Recorded data:
/---

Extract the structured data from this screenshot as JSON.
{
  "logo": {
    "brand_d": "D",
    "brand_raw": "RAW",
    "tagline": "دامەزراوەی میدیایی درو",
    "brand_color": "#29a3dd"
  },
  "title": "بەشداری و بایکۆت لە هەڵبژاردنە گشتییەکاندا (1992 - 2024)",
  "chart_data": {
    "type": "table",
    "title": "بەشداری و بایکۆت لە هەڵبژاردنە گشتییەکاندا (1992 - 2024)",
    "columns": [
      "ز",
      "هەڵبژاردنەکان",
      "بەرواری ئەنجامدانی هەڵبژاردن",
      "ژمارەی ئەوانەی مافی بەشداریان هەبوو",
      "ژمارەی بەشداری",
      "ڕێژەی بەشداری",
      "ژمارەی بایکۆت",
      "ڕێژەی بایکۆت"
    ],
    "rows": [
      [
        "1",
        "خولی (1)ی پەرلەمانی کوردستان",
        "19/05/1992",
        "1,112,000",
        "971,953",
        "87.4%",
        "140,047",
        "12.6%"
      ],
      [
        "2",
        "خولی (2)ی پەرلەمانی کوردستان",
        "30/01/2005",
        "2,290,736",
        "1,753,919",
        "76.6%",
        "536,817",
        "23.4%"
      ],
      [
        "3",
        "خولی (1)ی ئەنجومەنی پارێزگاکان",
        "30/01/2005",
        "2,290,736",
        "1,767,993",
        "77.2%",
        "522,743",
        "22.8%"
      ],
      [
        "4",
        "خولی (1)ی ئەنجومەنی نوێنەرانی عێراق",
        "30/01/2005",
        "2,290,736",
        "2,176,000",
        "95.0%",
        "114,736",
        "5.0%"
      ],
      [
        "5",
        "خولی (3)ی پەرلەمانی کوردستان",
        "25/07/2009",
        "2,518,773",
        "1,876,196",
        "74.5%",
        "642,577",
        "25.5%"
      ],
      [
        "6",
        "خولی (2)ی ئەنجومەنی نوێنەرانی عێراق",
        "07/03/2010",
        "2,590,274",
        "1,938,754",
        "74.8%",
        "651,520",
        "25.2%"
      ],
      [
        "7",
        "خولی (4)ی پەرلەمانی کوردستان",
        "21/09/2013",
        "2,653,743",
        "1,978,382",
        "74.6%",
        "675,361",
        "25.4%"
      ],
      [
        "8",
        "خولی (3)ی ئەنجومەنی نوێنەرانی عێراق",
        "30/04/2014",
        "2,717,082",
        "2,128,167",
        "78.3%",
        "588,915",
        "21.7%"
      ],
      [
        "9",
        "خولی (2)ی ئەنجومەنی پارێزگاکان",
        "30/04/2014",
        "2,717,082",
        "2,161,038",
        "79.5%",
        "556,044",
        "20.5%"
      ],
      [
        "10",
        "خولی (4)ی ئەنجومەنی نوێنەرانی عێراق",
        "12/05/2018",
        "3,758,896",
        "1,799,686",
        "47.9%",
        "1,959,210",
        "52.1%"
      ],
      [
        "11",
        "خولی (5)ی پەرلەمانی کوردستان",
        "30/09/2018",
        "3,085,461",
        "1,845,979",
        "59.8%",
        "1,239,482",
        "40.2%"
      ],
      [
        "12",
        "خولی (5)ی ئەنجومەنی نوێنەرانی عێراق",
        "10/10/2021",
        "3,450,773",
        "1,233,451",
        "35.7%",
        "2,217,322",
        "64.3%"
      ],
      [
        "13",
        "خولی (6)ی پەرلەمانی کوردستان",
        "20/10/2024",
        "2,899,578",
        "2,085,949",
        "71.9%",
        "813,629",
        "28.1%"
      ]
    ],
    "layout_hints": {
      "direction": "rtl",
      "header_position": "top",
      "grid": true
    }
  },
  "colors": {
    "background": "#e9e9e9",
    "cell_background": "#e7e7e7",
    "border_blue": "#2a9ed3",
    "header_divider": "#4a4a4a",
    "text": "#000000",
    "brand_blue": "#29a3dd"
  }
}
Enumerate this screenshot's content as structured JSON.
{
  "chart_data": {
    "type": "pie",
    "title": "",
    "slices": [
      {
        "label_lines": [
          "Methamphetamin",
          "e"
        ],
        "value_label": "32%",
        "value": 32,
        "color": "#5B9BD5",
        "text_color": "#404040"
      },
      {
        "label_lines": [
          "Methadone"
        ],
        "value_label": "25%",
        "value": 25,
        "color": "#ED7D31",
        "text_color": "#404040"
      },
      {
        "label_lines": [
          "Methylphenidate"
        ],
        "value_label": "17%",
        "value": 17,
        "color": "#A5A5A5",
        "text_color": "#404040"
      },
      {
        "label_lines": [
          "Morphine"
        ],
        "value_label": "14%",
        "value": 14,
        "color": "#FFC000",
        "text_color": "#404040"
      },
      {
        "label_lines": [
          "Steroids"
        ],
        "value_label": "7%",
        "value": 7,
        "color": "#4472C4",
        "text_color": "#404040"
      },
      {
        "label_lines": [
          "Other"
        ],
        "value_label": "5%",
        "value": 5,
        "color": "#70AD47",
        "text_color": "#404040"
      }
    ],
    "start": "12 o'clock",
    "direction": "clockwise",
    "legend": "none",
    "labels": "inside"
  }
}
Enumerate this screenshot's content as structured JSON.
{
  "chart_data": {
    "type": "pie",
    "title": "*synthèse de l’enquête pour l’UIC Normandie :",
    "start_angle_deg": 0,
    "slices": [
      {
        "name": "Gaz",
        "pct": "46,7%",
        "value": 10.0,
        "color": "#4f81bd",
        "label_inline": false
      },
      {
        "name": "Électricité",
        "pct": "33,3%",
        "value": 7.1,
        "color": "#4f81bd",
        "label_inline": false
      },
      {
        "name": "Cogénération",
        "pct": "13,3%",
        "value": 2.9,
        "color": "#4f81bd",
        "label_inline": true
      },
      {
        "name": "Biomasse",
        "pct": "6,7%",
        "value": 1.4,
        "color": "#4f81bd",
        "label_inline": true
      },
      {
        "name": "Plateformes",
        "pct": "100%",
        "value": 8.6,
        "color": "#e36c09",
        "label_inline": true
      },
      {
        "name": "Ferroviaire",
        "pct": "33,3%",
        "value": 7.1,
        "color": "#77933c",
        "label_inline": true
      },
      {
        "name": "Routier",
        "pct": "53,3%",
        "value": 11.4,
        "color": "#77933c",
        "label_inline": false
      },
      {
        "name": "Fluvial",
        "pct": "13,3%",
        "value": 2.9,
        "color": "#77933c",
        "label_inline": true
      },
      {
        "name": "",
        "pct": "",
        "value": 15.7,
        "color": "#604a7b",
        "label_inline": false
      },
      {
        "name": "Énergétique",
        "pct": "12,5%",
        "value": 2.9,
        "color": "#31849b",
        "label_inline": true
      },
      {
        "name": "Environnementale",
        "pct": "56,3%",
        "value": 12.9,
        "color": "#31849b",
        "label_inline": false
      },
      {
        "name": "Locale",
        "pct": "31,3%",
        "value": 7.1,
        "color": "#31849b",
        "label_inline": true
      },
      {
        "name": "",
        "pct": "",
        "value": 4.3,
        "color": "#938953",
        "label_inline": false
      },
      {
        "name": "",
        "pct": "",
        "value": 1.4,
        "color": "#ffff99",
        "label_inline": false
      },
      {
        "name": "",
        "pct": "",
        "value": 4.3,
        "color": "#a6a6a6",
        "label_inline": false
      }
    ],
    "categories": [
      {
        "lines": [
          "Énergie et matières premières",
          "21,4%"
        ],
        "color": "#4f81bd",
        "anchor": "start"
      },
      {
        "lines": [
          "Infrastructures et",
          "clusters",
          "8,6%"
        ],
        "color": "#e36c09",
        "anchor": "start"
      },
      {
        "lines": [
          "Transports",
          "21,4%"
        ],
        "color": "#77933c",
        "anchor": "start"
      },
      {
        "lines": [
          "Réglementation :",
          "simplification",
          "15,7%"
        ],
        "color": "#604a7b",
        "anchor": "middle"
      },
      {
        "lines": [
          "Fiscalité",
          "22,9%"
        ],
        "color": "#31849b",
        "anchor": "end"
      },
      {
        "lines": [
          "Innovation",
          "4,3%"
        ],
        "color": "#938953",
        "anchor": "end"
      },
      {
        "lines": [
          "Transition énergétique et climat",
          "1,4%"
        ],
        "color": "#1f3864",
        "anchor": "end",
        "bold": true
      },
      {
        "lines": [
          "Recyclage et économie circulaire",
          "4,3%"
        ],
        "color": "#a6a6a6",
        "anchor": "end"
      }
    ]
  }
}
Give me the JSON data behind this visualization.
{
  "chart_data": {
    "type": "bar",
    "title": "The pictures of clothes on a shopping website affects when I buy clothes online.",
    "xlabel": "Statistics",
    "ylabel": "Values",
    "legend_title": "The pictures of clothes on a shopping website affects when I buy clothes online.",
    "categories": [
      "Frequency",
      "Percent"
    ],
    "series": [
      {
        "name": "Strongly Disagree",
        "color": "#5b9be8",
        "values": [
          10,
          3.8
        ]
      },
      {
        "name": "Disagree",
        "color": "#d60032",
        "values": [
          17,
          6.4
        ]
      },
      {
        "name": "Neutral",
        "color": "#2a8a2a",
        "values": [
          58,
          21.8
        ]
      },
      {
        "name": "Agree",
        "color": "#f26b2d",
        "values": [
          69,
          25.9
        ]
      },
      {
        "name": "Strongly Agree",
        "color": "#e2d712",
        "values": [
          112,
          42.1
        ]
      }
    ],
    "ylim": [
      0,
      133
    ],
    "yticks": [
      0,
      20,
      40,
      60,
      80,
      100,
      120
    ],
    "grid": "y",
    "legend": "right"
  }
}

\---

Task to complete: Find the string "online" in the listing and return every line that holds it.

The completed task:
    "title": "The pictures of clothes on a shopping website affects when I buy clothes online.",
    "legend_title": "The pictures of clothes on a shopping website affects when I buy clothes online.",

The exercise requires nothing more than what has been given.